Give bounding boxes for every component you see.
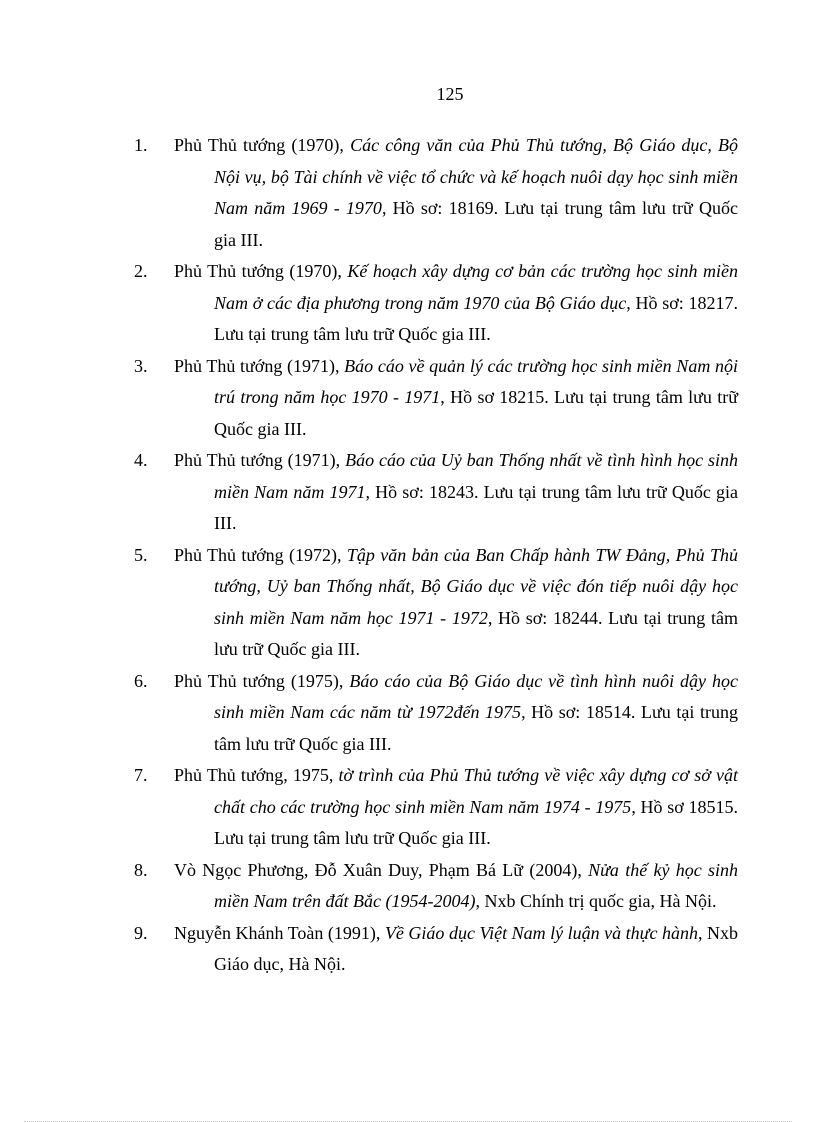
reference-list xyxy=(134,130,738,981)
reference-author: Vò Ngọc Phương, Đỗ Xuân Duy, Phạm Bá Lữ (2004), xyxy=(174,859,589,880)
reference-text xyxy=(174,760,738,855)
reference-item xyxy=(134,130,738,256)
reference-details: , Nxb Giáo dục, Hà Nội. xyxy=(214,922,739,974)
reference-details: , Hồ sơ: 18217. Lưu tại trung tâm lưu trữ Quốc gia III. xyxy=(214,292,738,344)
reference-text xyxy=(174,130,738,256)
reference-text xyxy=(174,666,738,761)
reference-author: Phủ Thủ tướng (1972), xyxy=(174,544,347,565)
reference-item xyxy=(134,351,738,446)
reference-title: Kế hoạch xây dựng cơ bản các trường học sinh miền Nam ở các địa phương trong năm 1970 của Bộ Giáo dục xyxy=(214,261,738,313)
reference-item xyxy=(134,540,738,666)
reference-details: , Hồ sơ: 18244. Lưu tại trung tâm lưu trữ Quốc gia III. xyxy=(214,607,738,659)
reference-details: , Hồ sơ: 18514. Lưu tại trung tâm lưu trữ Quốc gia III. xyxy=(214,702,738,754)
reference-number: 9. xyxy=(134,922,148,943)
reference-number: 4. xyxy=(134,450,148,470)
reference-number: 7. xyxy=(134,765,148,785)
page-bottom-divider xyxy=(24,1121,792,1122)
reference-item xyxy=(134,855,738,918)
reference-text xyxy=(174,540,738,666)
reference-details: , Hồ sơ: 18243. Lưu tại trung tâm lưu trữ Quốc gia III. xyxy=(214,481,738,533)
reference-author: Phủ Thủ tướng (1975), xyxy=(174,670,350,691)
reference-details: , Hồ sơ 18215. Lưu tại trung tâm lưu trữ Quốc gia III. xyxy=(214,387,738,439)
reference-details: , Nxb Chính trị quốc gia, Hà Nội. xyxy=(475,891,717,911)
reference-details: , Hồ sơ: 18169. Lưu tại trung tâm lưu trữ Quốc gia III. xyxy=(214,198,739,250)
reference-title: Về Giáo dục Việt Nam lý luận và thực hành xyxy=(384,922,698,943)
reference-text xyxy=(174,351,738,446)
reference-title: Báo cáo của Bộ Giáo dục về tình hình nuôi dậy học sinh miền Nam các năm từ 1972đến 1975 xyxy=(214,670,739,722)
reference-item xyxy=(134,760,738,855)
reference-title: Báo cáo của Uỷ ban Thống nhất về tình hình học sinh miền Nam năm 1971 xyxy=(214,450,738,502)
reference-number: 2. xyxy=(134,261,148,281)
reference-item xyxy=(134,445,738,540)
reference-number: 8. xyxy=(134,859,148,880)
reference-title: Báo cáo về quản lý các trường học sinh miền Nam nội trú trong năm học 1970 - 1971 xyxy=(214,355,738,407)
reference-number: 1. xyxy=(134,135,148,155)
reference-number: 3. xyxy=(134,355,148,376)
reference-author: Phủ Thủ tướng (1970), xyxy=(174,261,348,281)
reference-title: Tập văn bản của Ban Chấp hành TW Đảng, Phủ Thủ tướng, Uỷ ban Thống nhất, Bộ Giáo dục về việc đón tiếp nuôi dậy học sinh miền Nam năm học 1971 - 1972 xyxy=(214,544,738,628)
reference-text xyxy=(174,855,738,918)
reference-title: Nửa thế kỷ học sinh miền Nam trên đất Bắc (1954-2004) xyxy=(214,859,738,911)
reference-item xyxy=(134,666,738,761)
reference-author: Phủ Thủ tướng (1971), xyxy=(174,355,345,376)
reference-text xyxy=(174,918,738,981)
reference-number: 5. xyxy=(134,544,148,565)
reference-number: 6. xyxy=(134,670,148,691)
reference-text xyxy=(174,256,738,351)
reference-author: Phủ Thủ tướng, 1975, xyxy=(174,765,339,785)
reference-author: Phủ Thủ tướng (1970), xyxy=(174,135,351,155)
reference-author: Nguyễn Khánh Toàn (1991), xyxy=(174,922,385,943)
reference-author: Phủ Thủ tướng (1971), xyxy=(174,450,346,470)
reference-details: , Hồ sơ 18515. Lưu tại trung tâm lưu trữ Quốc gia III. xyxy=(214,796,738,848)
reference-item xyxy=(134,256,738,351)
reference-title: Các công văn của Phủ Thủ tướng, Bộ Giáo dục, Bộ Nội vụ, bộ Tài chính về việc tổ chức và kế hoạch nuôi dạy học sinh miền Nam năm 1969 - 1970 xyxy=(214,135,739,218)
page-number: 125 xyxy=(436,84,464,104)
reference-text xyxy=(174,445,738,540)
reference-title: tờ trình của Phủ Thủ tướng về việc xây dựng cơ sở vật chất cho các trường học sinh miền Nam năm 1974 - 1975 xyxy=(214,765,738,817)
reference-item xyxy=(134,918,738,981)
========================================================================
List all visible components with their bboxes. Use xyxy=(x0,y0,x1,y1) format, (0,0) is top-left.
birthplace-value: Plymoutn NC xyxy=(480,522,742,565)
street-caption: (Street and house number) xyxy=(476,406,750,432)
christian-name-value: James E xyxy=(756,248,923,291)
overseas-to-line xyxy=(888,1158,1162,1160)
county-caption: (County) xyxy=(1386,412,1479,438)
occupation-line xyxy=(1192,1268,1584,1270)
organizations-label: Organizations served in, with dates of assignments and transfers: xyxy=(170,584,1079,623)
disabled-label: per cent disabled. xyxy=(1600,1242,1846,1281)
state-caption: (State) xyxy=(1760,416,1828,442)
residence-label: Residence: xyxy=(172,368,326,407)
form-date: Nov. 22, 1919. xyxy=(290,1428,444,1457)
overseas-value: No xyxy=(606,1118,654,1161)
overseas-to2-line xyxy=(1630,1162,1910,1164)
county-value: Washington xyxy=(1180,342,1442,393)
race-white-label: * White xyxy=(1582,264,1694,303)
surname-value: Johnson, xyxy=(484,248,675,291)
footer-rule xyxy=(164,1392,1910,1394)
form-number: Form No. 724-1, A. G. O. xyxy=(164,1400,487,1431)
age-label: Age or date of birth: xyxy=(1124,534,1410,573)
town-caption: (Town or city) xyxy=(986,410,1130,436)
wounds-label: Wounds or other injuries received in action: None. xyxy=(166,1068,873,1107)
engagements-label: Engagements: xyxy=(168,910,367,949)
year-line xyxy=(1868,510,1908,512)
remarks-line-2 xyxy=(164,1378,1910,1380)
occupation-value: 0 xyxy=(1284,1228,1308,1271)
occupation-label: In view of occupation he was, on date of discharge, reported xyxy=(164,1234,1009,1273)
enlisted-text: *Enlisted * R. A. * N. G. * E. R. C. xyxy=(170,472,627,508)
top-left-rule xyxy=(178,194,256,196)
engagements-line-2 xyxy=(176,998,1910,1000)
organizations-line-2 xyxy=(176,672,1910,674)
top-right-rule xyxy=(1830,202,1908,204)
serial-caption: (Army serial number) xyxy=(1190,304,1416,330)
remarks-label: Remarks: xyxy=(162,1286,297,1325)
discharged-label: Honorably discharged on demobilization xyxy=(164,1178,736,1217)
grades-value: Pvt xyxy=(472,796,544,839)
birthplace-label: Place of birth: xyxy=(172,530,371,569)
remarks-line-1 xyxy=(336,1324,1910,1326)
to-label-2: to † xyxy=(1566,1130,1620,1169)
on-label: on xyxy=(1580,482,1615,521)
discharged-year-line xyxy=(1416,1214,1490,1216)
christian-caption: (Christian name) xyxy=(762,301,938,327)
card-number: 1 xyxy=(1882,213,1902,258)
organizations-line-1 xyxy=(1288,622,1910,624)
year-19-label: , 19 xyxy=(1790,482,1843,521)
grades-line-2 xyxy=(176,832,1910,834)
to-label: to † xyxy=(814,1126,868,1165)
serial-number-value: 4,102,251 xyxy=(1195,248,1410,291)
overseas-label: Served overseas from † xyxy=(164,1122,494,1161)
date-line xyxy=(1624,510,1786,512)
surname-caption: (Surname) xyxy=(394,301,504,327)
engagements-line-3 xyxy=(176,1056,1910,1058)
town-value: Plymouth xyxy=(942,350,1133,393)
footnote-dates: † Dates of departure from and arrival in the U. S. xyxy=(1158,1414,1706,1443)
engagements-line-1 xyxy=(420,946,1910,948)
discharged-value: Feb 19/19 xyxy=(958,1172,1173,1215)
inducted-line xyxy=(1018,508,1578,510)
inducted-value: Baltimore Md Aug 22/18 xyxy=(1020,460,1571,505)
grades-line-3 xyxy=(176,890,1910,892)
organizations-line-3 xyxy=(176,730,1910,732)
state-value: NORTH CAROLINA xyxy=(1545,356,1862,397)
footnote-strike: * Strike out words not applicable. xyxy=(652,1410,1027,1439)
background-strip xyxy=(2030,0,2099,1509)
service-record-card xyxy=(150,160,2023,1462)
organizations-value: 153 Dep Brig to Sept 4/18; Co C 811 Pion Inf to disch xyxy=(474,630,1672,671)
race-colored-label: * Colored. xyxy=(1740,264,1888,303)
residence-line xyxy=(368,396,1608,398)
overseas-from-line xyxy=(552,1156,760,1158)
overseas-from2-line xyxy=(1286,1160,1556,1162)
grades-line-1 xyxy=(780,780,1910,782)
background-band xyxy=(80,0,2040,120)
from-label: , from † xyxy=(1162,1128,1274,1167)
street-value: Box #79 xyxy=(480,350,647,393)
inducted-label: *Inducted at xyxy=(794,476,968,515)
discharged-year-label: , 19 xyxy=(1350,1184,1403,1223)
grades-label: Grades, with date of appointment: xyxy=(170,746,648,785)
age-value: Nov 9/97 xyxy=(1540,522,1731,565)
========================================================================
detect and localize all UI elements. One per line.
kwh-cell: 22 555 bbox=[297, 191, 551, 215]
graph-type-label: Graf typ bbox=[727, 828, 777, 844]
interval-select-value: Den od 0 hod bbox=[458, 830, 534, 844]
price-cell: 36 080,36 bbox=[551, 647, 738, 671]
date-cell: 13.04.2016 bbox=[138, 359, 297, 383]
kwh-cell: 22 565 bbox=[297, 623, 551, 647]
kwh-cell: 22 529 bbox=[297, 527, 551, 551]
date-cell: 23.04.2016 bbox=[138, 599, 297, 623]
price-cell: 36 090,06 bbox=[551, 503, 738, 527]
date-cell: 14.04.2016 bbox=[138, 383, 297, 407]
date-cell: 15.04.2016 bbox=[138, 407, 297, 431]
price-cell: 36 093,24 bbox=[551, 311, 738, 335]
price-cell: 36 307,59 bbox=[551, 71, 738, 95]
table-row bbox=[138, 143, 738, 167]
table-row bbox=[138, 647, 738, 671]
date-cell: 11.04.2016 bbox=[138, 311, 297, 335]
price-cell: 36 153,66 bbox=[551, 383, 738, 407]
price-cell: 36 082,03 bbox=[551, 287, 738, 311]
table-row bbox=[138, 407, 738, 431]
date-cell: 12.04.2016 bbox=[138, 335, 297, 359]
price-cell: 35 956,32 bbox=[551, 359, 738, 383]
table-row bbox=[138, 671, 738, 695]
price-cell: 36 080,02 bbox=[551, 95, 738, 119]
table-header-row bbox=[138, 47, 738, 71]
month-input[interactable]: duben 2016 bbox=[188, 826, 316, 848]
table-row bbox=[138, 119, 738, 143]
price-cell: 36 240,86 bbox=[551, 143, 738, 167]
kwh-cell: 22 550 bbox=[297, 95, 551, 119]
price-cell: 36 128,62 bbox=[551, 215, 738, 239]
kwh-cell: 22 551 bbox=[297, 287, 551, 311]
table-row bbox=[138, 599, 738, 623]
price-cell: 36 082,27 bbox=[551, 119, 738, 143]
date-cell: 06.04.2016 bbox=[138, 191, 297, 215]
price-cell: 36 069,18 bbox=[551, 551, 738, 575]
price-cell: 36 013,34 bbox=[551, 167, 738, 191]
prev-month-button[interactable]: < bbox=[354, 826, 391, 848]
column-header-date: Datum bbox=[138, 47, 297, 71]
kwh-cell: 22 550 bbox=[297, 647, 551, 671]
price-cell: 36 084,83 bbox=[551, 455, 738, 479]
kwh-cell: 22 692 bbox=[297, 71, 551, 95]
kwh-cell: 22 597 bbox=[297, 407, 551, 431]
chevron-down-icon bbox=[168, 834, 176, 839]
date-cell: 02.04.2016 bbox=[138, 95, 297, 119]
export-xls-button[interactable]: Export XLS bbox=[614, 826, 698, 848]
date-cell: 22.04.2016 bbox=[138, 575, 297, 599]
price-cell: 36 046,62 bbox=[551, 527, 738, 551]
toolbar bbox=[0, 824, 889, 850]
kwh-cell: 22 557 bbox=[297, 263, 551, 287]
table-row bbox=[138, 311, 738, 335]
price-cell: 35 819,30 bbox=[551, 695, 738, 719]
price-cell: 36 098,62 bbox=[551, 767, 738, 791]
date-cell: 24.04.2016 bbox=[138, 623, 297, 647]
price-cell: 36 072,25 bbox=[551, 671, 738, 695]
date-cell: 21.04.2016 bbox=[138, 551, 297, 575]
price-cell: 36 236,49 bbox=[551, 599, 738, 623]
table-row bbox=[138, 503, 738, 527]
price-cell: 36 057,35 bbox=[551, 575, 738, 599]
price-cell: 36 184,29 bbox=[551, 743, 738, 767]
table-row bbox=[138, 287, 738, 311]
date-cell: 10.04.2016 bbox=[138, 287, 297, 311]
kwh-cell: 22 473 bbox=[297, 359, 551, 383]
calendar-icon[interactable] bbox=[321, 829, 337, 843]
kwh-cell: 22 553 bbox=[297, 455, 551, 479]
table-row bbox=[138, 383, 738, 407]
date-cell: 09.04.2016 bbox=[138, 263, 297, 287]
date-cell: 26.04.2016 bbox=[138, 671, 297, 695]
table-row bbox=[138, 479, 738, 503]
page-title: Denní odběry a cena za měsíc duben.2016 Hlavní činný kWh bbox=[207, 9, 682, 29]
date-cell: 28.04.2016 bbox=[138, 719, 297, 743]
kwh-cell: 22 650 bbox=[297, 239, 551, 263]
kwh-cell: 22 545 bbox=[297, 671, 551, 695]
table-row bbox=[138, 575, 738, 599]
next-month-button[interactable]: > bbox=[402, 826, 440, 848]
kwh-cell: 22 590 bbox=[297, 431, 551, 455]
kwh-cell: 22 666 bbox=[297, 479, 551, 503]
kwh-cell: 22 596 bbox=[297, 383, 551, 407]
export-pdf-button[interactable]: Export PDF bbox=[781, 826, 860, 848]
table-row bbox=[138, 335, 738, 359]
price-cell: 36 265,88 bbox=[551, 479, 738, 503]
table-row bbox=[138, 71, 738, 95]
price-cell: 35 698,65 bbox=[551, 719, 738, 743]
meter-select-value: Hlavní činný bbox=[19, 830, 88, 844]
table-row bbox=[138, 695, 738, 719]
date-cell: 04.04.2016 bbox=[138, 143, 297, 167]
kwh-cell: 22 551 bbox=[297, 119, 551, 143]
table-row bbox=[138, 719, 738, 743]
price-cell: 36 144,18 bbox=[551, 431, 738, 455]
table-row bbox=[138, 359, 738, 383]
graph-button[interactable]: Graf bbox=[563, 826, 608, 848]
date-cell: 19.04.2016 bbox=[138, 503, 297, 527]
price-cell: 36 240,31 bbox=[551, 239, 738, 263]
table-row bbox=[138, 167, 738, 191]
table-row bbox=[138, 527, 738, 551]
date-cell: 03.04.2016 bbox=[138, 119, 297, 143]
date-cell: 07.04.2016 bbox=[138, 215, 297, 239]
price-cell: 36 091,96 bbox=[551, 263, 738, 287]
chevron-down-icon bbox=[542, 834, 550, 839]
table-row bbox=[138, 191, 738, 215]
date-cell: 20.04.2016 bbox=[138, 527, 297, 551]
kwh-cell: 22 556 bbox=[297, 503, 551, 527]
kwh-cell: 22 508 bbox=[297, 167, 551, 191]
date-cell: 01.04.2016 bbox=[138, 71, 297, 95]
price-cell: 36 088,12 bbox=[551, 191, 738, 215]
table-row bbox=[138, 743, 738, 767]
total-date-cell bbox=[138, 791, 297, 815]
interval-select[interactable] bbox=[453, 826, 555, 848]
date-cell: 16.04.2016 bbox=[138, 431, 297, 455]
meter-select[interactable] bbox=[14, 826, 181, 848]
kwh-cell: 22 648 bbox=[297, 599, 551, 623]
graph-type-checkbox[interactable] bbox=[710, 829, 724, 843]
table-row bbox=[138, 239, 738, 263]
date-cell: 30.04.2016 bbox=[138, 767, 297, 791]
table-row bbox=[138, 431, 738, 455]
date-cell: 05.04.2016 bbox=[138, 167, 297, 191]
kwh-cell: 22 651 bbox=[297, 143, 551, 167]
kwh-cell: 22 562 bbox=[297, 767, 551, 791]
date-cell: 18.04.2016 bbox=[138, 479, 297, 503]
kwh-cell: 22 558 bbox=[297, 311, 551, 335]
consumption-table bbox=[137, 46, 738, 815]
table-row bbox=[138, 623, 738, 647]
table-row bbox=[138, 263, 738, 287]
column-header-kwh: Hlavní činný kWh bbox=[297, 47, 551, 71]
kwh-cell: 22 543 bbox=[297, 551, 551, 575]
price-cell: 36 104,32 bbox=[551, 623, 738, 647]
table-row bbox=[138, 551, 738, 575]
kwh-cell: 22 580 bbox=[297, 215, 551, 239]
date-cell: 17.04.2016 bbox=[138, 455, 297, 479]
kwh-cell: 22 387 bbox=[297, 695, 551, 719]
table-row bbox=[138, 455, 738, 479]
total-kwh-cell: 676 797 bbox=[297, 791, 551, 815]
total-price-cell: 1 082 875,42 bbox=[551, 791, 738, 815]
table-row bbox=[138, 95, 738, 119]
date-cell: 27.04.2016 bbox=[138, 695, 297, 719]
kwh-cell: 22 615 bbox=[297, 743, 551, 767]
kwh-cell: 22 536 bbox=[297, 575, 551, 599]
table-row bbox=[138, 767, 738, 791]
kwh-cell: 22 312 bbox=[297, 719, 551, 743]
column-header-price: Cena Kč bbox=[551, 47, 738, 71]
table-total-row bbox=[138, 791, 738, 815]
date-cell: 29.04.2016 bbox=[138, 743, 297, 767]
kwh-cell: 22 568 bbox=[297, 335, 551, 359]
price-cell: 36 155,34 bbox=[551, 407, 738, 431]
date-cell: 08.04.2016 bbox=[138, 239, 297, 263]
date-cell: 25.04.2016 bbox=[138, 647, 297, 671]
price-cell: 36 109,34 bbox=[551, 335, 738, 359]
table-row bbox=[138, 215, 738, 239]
========================================================================
=== EXERCISE DETAILS ===
Collect every row above that contains the string "background", copying each one in full.

=== SOLUTION ===
background-strip xyxy=(2030,0,2099,1509)
background-band xyxy=(80,0,2040,120)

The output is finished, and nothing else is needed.